## EXERCISE AIM
Reproduce all the entries exactly and keep the pictures out.

------------------------------------

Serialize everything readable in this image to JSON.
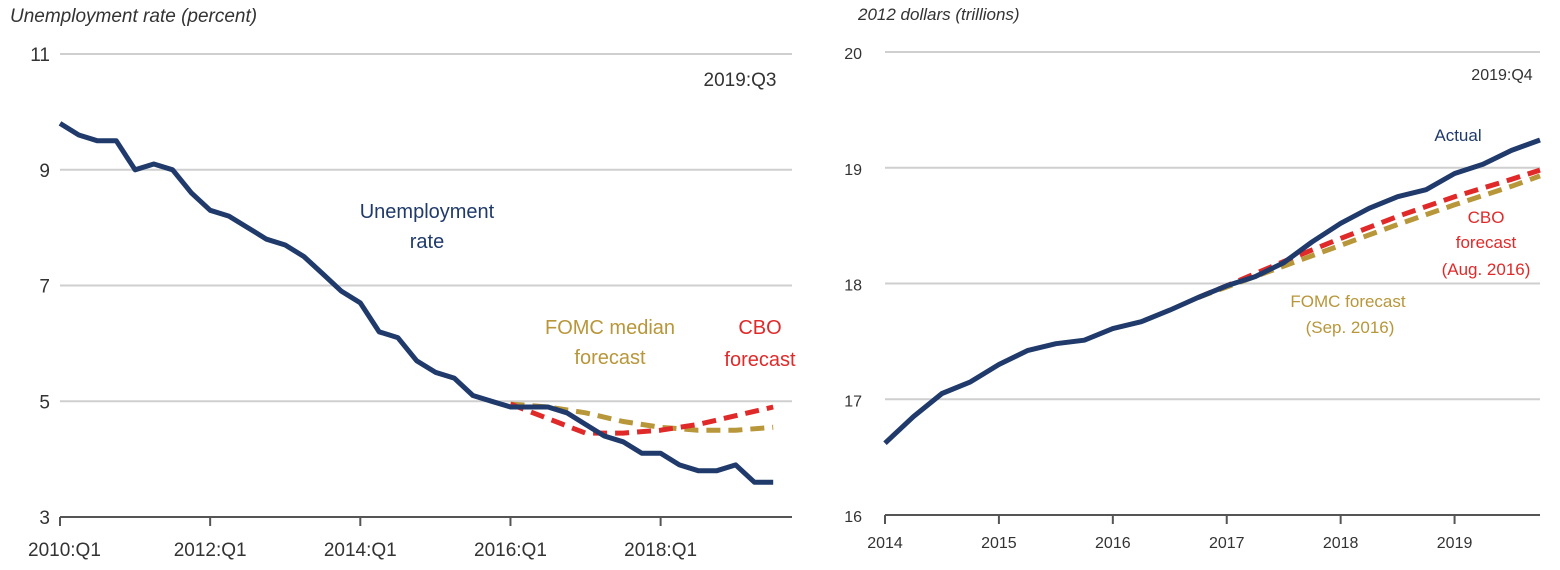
{
  "chart_data": [
    {
      "type": "line",
      "ylabel": "Unemployment rate (percent)",
      "xlabel": "",
      "ylim": [
        3,
        11
      ],
      "yticks": [
        "11",
        "9",
        "7",
        "5",
        "3"
      ],
      "xticks": [
        "2010:Q1",
        "2012:Q1",
        "2014:Q1",
        "2016:Q1",
        "2018:Q1"
      ],
      "xrange": [
        2010.0,
        2019.75
      ],
      "grid": true,
      "date_note": "2019:Q3",
      "series": [
        {
          "name": "Unemployment rate",
          "label_lines": [
            "Unemployment",
            "rate"
          ],
          "color": "#1f3a6b",
          "style": "solid",
          "x": [
            2010.0,
            2010.25,
            2010.5,
            2010.75,
            2011.0,
            2011.25,
            2011.5,
            2011.75,
            2012.0,
            2012.25,
            2012.5,
            2012.75,
            2013.0,
            2013.25,
            2013.5,
            2013.75,
            2014.0,
            2014.25,
            2014.5,
            2014.75,
            2015.0,
            2015.25,
            2015.5,
            2015.75,
            2016.0,
            2016.25,
            2016.5,
            2016.75,
            2017.0,
            2017.25,
            2017.5,
            2017.75,
            2018.0,
            2018.25,
            2018.5,
            2018.75,
            2019.0,
            2019.25,
            2019.5
          ],
          "y": [
            9.8,
            9.6,
            9.5,
            9.5,
            9.0,
            9.1,
            9.0,
            8.6,
            8.3,
            8.2,
            8.0,
            7.8,
            7.7,
            7.5,
            7.2,
            6.9,
            6.7,
            6.2,
            6.1,
            5.7,
            5.5,
            5.4,
            5.1,
            5.0,
            4.9,
            4.9,
            4.9,
            4.8,
            4.6,
            4.4,
            4.3,
            4.1,
            4.1,
            3.9,
            3.8,
            3.8,
            3.9,
            3.6,
            3.6
          ]
        },
        {
          "name": "FOMC median forecast",
          "label_lines": [
            "FOMC median",
            "forecast"
          ],
          "color": "#b8963a",
          "style": "dashed",
          "x": [
            2016.0,
            2016.5,
            2017.0,
            2017.5,
            2018.0,
            2018.5,
            2019.0,
            2019.5
          ],
          "y": [
            4.95,
            4.9,
            4.8,
            4.65,
            4.55,
            4.5,
            4.5,
            4.55
          ]
        },
        {
          "name": "CBO forecast",
          "label_lines": [
            "CBO",
            "forecast"
          ],
          "color": "#e02a2a",
          "style": "dashed",
          "x": [
            2016.0,
            2016.5,
            2017.0,
            2017.5,
            2018.0,
            2018.5,
            2019.0,
            2019.5
          ],
          "y": [
            4.95,
            4.7,
            4.45,
            4.45,
            4.5,
            4.6,
            4.75,
            4.9
          ]
        }
      ]
    },
    {
      "type": "line",
      "ylabel": "2012 dollars (trillions)",
      "xlabel": "",
      "ylim": [
        16,
        20
      ],
      "yticks": [
        "20",
        "19",
        "18",
        "17",
        "16"
      ],
      "xticks": [
        "2014",
        "2015",
        "2016",
        "2017",
        "2018",
        "2019"
      ],
      "xrange": [
        2014.0,
        2019.75
      ],
      "grid": true,
      "date_note": "2019:Q4",
      "series": [
        {
          "name": "Actual",
          "label_lines": [
            "Actual"
          ],
          "color": "#1f3a6b",
          "style": "solid",
          "x": [
            2014.0,
            2014.25,
            2014.5,
            2014.75,
            2015.0,
            2015.25,
            2015.5,
            2015.75,
            2016.0,
            2016.25,
            2016.5,
            2016.75,
            2017.0,
            2017.25,
            2017.5,
            2017.75,
            2018.0,
            2018.25,
            2018.5,
            2018.75,
            2019.0,
            2019.25,
            2019.5,
            2019.75
          ],
          "y": [
            16.62,
            16.85,
            17.05,
            17.15,
            17.3,
            17.42,
            17.48,
            17.51,
            17.61,
            17.67,
            17.77,
            17.88,
            17.98,
            18.06,
            18.18,
            18.36,
            18.52,
            18.65,
            18.75,
            18.81,
            18.95,
            19.03,
            19.15,
            19.24
          ]
        },
        {
          "name": "CBO forecast (Aug. 2016)",
          "label_lines": [
            "CBO",
            "forecast",
            "(Aug. 2016)"
          ],
          "color": "#e02a2a",
          "style": "dashed",
          "x": [
            2016.75,
            2017.0,
            2017.5,
            2018.0,
            2018.5,
            2019.0,
            2019.5,
            2019.75
          ],
          "y": [
            17.88,
            17.98,
            18.19,
            18.39,
            18.58,
            18.75,
            18.9,
            18.98
          ]
        },
        {
          "name": "FOMC forecast (Sep. 2016)",
          "label_lines": [
            "FOMC forecast",
            "(Sep. 2016)"
          ],
          "color": "#b8963a",
          "style": "dashed",
          "x": [
            2016.75,
            2017.0,
            2017.5,
            2018.0,
            2018.5,
            2019.0,
            2019.5,
            2019.75
          ],
          "y": [
            17.88,
            17.97,
            18.15,
            18.33,
            18.51,
            18.68,
            18.84,
            18.93
          ]
        }
      ]
    }
  ]
}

------------------------------------

## ANSWER
Serialize everything readable in this image to JSON.
{
  "chart_data": [
    {
      "type": "line",
      "ylabel": "Unemployment rate (percent)",
      "xlabel": "",
      "ylim": [
        3,
        11
      ],
      "yticks": [
        "11",
        "9",
        "7",
        "5",
        "3"
      ],
      "xticks": [
        "2010:Q1",
        "2012:Q1",
        "2014:Q1",
        "2016:Q1",
        "2018:Q1"
      ],
      "xrange": [
        2010.0,
        2019.75
      ],
      "grid": true,
      "date_note": "2019:Q3",
      "series": [
        {
          "name": "Unemployment rate",
          "label_lines": [
            "Unemployment",
            "rate"
          ],
          "color": "#1f3a6b",
          "style": "solid",
          "x": [
            2010.0,
            2010.25,
            2010.5,
            2010.75,
            2011.0,
            2011.25,
            2011.5,
            2011.75,
            2012.0,
            2012.25,
            2012.5,
            2012.75,
            2013.0,
            2013.25,
            2013.5,
            2013.75,
            2014.0,
            2014.25,
            2014.5,
            2014.75,
            2015.0,
            2015.25,
            2015.5,
            2015.75,
            2016.0,
            2016.25,
            2016.5,
            2016.75,
            2017.0,
            2017.25,
            2017.5,
            2017.75,
            2018.0,
            2018.25,
            2018.5,
            2018.75,
            2019.0,
            2019.25,
            2019.5
          ],
          "y": [
            9.8,
            9.6,
            9.5,
            9.5,
            9.0,
            9.1,
            9.0,
            8.6,
            8.3,
            8.2,
            8.0,
            7.8,
            7.7,
            7.5,
            7.2,
            6.9,
            6.7,
            6.2,
            6.1,
            5.7,
            5.5,
            5.4,
            5.1,
            5.0,
            4.9,
            4.9,
            4.9,
            4.8,
            4.6,
            4.4,
            4.3,
            4.1,
            4.1,
            3.9,
            3.8,
            3.8,
            3.9,
            3.6,
            3.6
          ]
        },
        {
          "name": "FOMC median forecast",
          "label_lines": [
            "FOMC median",
            "forecast"
          ],
          "color": "#b8963a",
          "style": "dashed",
          "x": [
            2016.0,
            2016.5,
            2017.0,
            2017.5,
            2018.0,
            2018.5,
            2019.0,
            2019.5
          ],
          "y": [
            4.95,
            4.9,
            4.8,
            4.65,
            4.55,
            4.5,
            4.5,
            4.55
          ]
        },
        {
          "name": "CBO forecast",
          "label_lines": [
            "CBO",
            "forecast"
          ],
          "color": "#e02a2a",
          "style": "dashed",
          "x": [
            2016.0,
            2016.5,
            2017.0,
            2017.5,
            2018.0,
            2018.5,
            2019.0,
            2019.5
          ],
          "y": [
            4.95,
            4.7,
            4.45,
            4.45,
            4.5,
            4.6,
            4.75,
            4.9
          ]
        }
      ]
    },
    {
      "type": "line",
      "ylabel": "2012 dollars (trillions)",
      "xlabel": "",
      "ylim": [
        16,
        20
      ],
      "yticks": [
        "20",
        "19",
        "18",
        "17",
        "16"
      ],
      "xticks": [
        "2014",
        "2015",
        "2016",
        "2017",
        "2018",
        "2019"
      ],
      "xrange": [
        2014.0,
        2019.75
      ],
      "grid": true,
      "date_note": "2019:Q4",
      "series": [
        {
          "name": "Actual",
          "label_lines": [
            "Actual"
          ],
          "color": "#1f3a6b",
          "style": "solid",
          "x": [
            2014.0,
            2014.25,
            2014.5,
            2014.75,
            2015.0,
            2015.25,
            2015.5,
            2015.75,
            2016.0,
            2016.25,
            2016.5,
            2016.75,
            2017.0,
            2017.25,
            2017.5,
            2017.75,
            2018.0,
            2018.25,
            2018.5,
            2018.75,
            2019.0,
            2019.25,
            2019.5,
            2019.75
          ],
          "y": [
            16.62,
            16.85,
            17.05,
            17.15,
            17.3,
            17.42,
            17.48,
            17.51,
            17.61,
            17.67,
            17.77,
            17.88,
            17.98,
            18.06,
            18.18,
            18.36,
            18.52,
            18.65,
            18.75,
            18.81,
            18.95,
            19.03,
            19.15,
            19.24
          ]
        },
        {
          "name": "CBO forecast (Aug. 2016)",
          "label_lines": [
            "CBO",
            "forecast",
            "(Aug. 2016)"
          ],
          "color": "#e02a2a",
          "style": "dashed",
          "x": [
            2016.75,
            2017.0,
            2017.5,
            2018.0,
            2018.5,
            2019.0,
            2019.5,
            2019.75
          ],
          "y": [
            17.88,
            17.98,
            18.19,
            18.39,
            18.58,
            18.75,
            18.9,
            18.98
          ]
        },
        {
          "name": "FOMC forecast (Sep. 2016)",
          "label_lines": [
            "FOMC forecast",
            "(Sep. 2016)"
          ],
          "color": "#b8963a",
          "style": "dashed",
          "x": [
            2016.75,
            2017.0,
            2017.5,
            2018.0,
            2018.5,
            2019.0,
            2019.5,
            2019.75
          ],
          "y": [
            17.88,
            17.97,
            18.15,
            18.33,
            18.51,
            18.68,
            18.84,
            18.93
          ]
        }
      ]
    }
  ]
}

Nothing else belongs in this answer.